[Dataset excerpts]

-=-=-=-=-

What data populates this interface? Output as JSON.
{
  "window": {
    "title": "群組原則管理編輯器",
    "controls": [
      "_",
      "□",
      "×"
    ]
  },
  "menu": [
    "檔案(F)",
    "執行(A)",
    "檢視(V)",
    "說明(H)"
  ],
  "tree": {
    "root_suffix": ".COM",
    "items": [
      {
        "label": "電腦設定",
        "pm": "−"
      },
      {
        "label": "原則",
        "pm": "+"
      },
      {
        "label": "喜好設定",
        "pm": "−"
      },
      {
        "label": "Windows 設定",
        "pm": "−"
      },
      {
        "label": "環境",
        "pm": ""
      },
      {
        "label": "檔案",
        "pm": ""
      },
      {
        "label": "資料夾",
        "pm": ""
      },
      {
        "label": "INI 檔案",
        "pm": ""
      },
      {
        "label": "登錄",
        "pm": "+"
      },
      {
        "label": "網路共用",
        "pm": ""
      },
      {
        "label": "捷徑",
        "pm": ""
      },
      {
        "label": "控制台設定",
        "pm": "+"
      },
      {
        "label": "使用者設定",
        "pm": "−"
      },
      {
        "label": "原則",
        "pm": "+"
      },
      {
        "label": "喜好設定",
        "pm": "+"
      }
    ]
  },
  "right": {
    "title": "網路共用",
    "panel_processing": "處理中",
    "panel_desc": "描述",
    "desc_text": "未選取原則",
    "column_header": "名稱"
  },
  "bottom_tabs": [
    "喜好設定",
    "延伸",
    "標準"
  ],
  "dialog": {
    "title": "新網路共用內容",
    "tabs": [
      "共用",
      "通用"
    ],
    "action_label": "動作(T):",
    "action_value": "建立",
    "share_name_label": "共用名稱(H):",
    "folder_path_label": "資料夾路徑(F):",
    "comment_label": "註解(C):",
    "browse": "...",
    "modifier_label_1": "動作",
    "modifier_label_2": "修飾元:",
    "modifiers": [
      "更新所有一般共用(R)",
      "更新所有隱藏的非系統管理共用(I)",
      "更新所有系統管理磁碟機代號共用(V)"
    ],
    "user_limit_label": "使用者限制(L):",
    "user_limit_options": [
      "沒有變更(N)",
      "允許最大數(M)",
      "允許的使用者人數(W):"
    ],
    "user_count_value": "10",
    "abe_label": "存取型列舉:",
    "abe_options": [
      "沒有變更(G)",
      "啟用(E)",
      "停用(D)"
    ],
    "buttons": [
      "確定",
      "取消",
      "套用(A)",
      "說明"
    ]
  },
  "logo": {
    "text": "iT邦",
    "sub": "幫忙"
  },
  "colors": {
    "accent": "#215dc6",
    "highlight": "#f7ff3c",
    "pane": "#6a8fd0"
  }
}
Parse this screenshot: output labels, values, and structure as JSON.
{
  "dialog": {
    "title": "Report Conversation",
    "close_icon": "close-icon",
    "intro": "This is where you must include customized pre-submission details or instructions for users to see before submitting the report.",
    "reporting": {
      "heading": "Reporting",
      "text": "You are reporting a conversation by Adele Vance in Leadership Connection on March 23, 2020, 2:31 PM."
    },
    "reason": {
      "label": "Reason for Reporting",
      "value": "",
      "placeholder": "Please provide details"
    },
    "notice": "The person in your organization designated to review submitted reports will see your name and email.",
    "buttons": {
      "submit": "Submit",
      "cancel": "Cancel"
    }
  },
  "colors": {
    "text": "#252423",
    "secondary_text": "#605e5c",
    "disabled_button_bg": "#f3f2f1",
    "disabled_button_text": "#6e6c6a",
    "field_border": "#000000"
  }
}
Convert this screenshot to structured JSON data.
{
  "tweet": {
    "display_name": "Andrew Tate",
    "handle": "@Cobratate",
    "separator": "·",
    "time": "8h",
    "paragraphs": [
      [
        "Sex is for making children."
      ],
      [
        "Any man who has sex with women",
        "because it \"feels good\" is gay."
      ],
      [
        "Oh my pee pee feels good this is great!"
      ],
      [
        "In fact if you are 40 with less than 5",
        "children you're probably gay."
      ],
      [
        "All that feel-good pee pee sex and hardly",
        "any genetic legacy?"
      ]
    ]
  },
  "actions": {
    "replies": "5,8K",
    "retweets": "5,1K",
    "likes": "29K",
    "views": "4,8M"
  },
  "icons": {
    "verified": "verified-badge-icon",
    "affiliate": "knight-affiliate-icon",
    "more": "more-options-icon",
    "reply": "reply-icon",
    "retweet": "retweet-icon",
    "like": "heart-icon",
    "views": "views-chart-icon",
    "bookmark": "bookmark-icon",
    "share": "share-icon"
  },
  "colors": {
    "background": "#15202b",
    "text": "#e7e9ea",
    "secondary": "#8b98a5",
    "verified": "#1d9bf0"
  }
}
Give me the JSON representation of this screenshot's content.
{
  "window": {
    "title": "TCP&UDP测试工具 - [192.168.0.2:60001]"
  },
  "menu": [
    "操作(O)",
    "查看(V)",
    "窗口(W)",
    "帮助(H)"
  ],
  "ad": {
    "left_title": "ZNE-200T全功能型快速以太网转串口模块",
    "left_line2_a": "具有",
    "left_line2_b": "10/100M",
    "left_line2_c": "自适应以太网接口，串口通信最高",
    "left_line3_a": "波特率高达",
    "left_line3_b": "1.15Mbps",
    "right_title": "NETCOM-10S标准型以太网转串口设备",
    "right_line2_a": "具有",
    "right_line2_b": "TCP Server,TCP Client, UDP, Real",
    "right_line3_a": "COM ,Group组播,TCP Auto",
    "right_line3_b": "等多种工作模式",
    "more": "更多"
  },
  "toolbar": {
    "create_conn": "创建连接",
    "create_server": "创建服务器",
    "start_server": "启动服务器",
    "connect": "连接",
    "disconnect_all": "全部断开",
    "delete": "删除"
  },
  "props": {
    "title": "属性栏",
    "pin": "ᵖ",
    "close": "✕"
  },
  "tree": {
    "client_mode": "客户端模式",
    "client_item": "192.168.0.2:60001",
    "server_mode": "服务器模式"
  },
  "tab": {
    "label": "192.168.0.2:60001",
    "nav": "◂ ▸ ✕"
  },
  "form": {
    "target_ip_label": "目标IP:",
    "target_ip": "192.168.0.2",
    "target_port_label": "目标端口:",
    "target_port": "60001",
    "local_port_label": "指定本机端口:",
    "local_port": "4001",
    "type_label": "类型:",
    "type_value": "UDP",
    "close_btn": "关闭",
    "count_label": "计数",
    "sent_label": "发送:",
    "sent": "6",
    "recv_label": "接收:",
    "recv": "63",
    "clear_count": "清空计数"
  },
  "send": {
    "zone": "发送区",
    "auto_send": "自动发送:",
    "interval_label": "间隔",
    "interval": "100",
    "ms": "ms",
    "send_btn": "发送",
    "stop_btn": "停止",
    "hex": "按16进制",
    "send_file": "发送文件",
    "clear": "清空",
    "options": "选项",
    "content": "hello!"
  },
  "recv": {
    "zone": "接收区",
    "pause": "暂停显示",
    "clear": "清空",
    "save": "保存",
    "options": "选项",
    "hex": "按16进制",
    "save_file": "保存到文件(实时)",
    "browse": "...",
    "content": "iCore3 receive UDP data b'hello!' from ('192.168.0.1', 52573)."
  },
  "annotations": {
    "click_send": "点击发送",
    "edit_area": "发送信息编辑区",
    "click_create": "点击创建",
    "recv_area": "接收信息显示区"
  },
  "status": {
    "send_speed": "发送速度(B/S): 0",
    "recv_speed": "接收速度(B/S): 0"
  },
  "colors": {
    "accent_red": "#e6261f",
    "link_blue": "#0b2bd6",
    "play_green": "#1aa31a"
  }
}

-=-=-=-=-

PROBLEM DETAILS -
The records above need to be transcribed in full. Keep every character unchanged.

EXERCISE OUTPUT -
What data populates this interface? Output as JSON.
{
  "window": {
    "title": "群組原則管理編輯器",
    "controls": [
      "_",
      "□",
      "×"
    ]
  },
  "menu": [
    "檔案(F)",
    "執行(A)",
    "檢視(V)",
    "說明(H)"
  ],
  "tree": {
    "root_suffix": ".COM",
    "items": [
      {
        "label": "電腦設定",
        "pm": "−"
      },
      {
        "label": "原則",
        "pm": "+"
      },
      {
        "label": "喜好設定",
        "pm": "−"
      },
      {
        "label": "Windows 設定",
        "pm": "−"
      },
      {
        "label": "環境",
        "pm": ""
      },
      {
        "label": "檔案",
        "pm": ""
      },
      {
        "label": "資料夾",
        "pm": ""
      },
      {
        "label": "INI 檔案",
        "pm": ""
      },
      {
        "label": "登錄",
        "pm": "+"
      },
      {
        "label": "網路共用",
        "pm": ""
      },
      {
        "label": "捷徑",
        "pm": ""
      },
      {
        "label": "控制台設定",
        "pm": "+"
      },
      {
        "label": "使用者設定",
        "pm": "−"
      },
      {
        "label": "原則",
        "pm": "+"
      },
      {
        "label": "喜好設定",
        "pm": "+"
      }
    ]
  },
  "right": {
    "title": "網路共用",
    "panel_processing": "處理中",
    "panel_desc": "描述",
    "desc_text": "未選取原則",
    "column_header": "名稱"
  },
  "bottom_tabs": [
    "喜好設定",
    "延伸",
    "標準"
  ],
  "dialog": {
    "title": "新網路共用內容",
    "tabs": [
      "共用",
      "通用"
    ],
    "action_label": "動作(T):",
    "action_value": "建立",
    "share_name_label": "共用名稱(H):",
    "folder_path_label": "資料夾路徑(F):",
    "comment_label": "註解(C):",
    "browse": "...",
    "modifier_label_1": "動作",
    "modifier_label_2": "修飾元:",
    "modifiers": [
      "更新所有一般共用(R)",
      "更新所有隱藏的非系統管理共用(I)",
      "更新所有系統管理磁碟機代號共用(V)"
    ],
    "user_limit_label": "使用者限制(L):",
    "user_limit_options": [
      "沒有變更(N)",
      "允許最大數(M)",
      "允許的使用者人數(W):"
    ],
    "user_count_value": "10",
    "abe_label": "存取型列舉:",
    "abe_options": [
      "沒有變更(G)",
      "啟用(E)",
      "停用(D)"
    ],
    "buttons": [
      "確定",
      "取消",
      "套用(A)",
      "說明"
    ]
  },
  "logo": {
    "text": "iT邦",
    "sub": "幫忙"
  },
  "colors": {
    "accent": "#215dc6",
    "highlight": "#f7ff3c",
    "pane": "#6a8fd0"
  }
}
Parse this screenshot: output labels, values, and structure as JSON.
{
  "dialog": {
    "title": "Report Conversation",
    "close_icon": "close-icon",
    "intro": "This is where you must include customized pre-submission details or instructions for users to see before submitting the report.",
    "reporting": {
      "heading": "Reporting",
      "text": "You are reporting a conversation by Adele Vance in Leadership Connection on March 23, 2020, 2:31 PM."
    },
    "reason": {
      "label": "Reason for Reporting",
      "value": "",
      "placeholder": "Please provide details"
    },
    "notice": "The person in your organization designated to review submitted reports will see your name and email.",
    "buttons": {
      "submit": "Submit",
      "cancel": "Cancel"
    }
  },
  "colors": {
    "text": "#252423",
    "secondary_text": "#605e5c",
    "disabled_button_bg": "#f3f2f1",
    "disabled_button_text": "#6e6c6a",
    "field_border": "#000000"
  }
}
Convert this screenshot to structured JSON data.
{
  "tweet": {
    "display_name": "Andrew Tate",
    "handle": "@Cobratate",
    "separator": "·",
    "time": "8h",
    "paragraphs": [
      [
        "Sex is for making children."
      ],
      [
        "Any man who has sex with women",
        "because it \"feels good\" is gay."
      ],
      [
        "Oh my pee pee feels good this is great!"
      ],
      [
        "In fact if you are 40 with less than 5",
        "children you're probably gay."
      ],
      [
        "All that feel-good pee pee sex and hardly",
        "any genetic legacy?"
      ]
    ]
  },
  "actions": {
    "replies": "5,8K",
    "retweets": "5,1K",
    "likes": "29K",
    "views": "4,8M"
  },
  "icons": {
    "verified": "verified-badge-icon",
    "affiliate": "knight-affiliate-icon",
    "more": "more-options-icon",
    "reply": "reply-icon",
    "retweet": "retweet-icon",
    "like": "heart-icon",
    "views": "views-chart-icon",
    "bookmark": "bookmark-icon",
    "share": "share-icon"
  },
  "colors": {
    "background": "#15202b",
    "text": "#e7e9ea",
    "secondary": "#8b98a5",
    "verified": "#1d9bf0"
  }
}
Give me the JSON representation of this screenshot's content.
{
  "window": {
    "title": "TCP&UDP测试工具 - [192.168.0.2:60001]"
  },
  "menu": [
    "操作(O)",
    "查看(V)",
    "窗口(W)",
    "帮助(H)"
  ],
  "ad": {
    "left_title": "ZNE-200T全功能型快速以太网转串口模块",
    "left_line2_a": "具有",
    "left_line2_b": "10/100M",
    "left_line2_c": "自适应以太网接口，串口通信最高",
    "left_line3_a": "波特率高达",
    "left_line3_b": "1.15Mbps",
    "right_title": "NETCOM-10S标准型以太网转串口设备",
    "right_line2_a": "具有",
    "right_line2_b": "TCP Server,TCP Client, UDP, Real",
    "right_line3_a": "COM ,Group组播,TCP Auto",
    "right_line3_b": "等多种工作模式",
    "more": "更多"
  },
  "toolbar": {
    "create_conn": "创建连接",
    "create_server": "创建服务器",
    "start_server": "启动服务器",
    "connect": "连接",
    "disconnect_all": "全部断开",
    "delete": "删除"
  },
  "props": {
    "title": "属性栏",
    "pin": "ᵖ",
    "close": "✕"
  },
  "tree": {
    "client_mode": "客户端模式",
    "client_item": "192.168.0.2:60001",
    "server_mode": "服务器模式"
  },
  "tab": {
    "label": "192.168.0.2:60001",
    "nav": "◂ ▸ ✕"
  },
  "form": {
    "target_ip_label": "目标IP:",
    "target_ip": "192.168.0.2",
    "target_port_label": "目标端口:",
    "target_port": "60001",
    "local_port_label": "指定本机端口:",
    "local_port": "4001",
    "type_label": "类型:",
    "type_value": "UDP",
    "close_btn": "关闭",
    "count_label": "计数",
    "sent_label": "发送:",
    "sent": "6",
    "recv_label": "接收:",
    "recv": "63",
    "clear_count": "清空计数"
  },
  "send": {
    "zone": "发送区",
    "auto_send": "自动发送:",
    "interval_label": "间隔",
    "interval": "100",
    "ms": "ms",
    "send_btn": "发送",
    "stop_btn": "停止",
    "hex": "按16进制",
    "send_file": "发送文件",
    "clear": "清空",
    "options": "选项",
    "content": "hello!"
  },
  "recv": {
    "zone": "接收区",
    "pause": "暂停显示",
    "clear": "清空",
    "save": "保存",
    "options": "选项",
    "hex": "按16进制",
    "save_file": "保存到文件(实时)",
    "browse": "...",
    "content": "iCore3 receive UDP data b'hello!' from ('192.168.0.1', 52573)."
  },
  "annotations": {
    "click_send": "点击发送",
    "edit_area": "发送信息编辑区",
    "click_create": "点击创建",
    "recv_area": "接收信息显示区"
  },
  "status": {
    "send_speed": "发送速度(B/S): 0",
    "recv_speed": "接收速度(B/S): 0"
  },
  "colors": {
    "accent_red": "#e6261f",
    "link_blue": "#0b2bd6",
    "play_green": "#1aa31a"
  }
}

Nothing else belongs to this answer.